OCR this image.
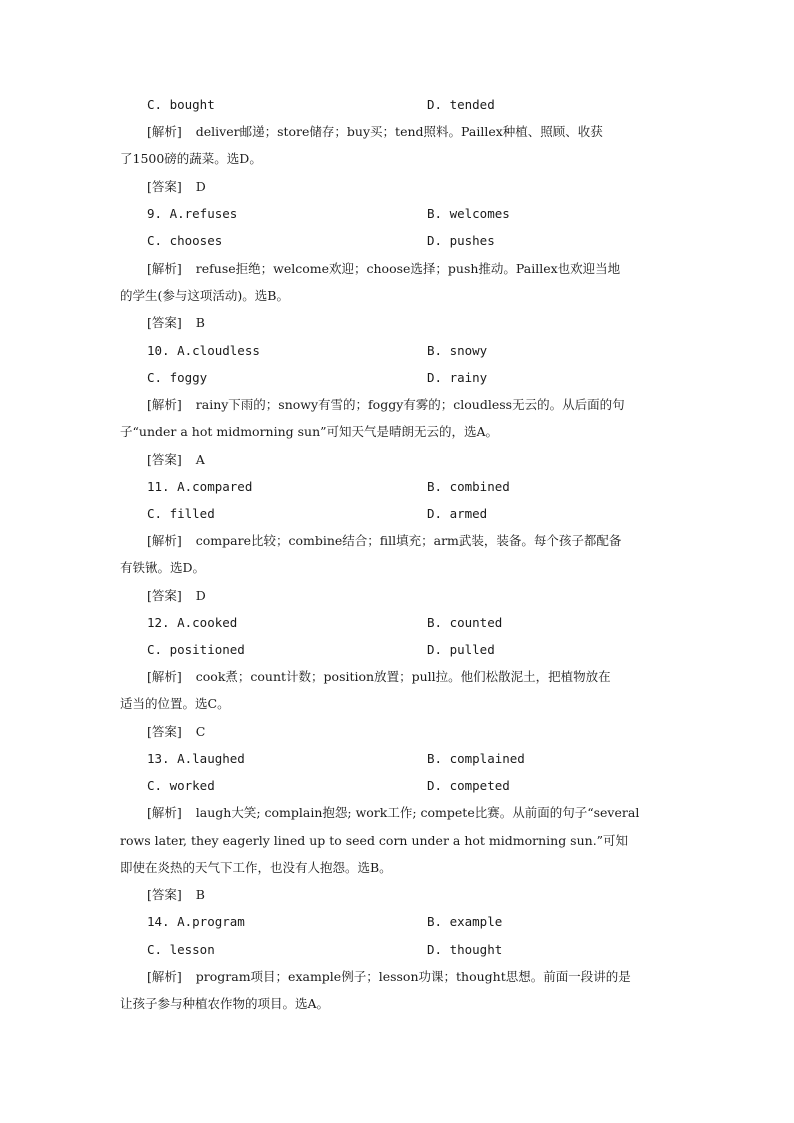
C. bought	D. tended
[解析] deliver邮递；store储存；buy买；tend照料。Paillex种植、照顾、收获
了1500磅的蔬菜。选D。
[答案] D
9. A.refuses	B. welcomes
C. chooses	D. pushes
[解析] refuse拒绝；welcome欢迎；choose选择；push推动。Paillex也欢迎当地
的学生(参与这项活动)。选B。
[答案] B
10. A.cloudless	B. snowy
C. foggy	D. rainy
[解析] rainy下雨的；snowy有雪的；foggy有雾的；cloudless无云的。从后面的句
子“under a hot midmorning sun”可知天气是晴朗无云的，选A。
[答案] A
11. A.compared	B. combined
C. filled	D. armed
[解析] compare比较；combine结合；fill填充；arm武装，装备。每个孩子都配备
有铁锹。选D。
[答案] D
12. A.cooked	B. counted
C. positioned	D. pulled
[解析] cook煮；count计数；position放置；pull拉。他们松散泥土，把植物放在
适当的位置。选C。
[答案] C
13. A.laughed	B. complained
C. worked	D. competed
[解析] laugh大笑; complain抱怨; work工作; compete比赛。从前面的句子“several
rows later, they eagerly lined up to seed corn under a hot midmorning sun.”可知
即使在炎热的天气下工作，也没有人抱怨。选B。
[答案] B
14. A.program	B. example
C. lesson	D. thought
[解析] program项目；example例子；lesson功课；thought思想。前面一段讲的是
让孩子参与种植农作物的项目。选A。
---
Retype the data above exactly; pictures are not part of the copy.

**Result for this exercise:**
OCR this image.
C. bought	D. tended
[解析] deliver邮递；store储存；buy买；tend照料。Paillex种植、照顾、收获
了1500磅的蔬菜。选D。
[答案] D
9. A.refuses	B. welcomes
C. chooses	D. pushes
[解析] refuse拒绝；welcome欢迎；choose选择；push推动。Paillex也欢迎当地
的学生(参与这项活动)。选B。
[答案] B
10. A.cloudless	B. snowy
C. foggy	D. rainy
[解析] rainy下雨的；snowy有雪的；foggy有雾的；cloudless无云的。从后面的句
子“under a hot midmorning sun”可知天气是晴朗无云的，选A。
[答案] A
11. A.compared	B. combined
C. filled	D. armed
[解析] compare比较；combine结合；fill填充；arm武装，装备。每个孩子都配备
有铁锹。选D。
[答案] D
12. A.cooked	B. counted
C. positioned	D. pulled
[解析] cook煮；count计数；position放置；pull拉。他们松散泥土，把植物放在
适当的位置。选C。
[答案] C
13. A.laughed	B. complained
C. worked	D. competed
[解析] laugh大笑; complain抱怨; work工作; compete比赛。从前面的句子“several
rows later, they eagerly lined up to seed corn under a hot midmorning sun.”可知
即使在炎热的天气下工作，也没有人抱怨。选B。
[答案] B
14. A.program	B. example
C. lesson	D. thought
[解析] program项目；example例子；lesson功课；thought思想。前面一段讲的是
让孩子参与种植农作物的项目。选A。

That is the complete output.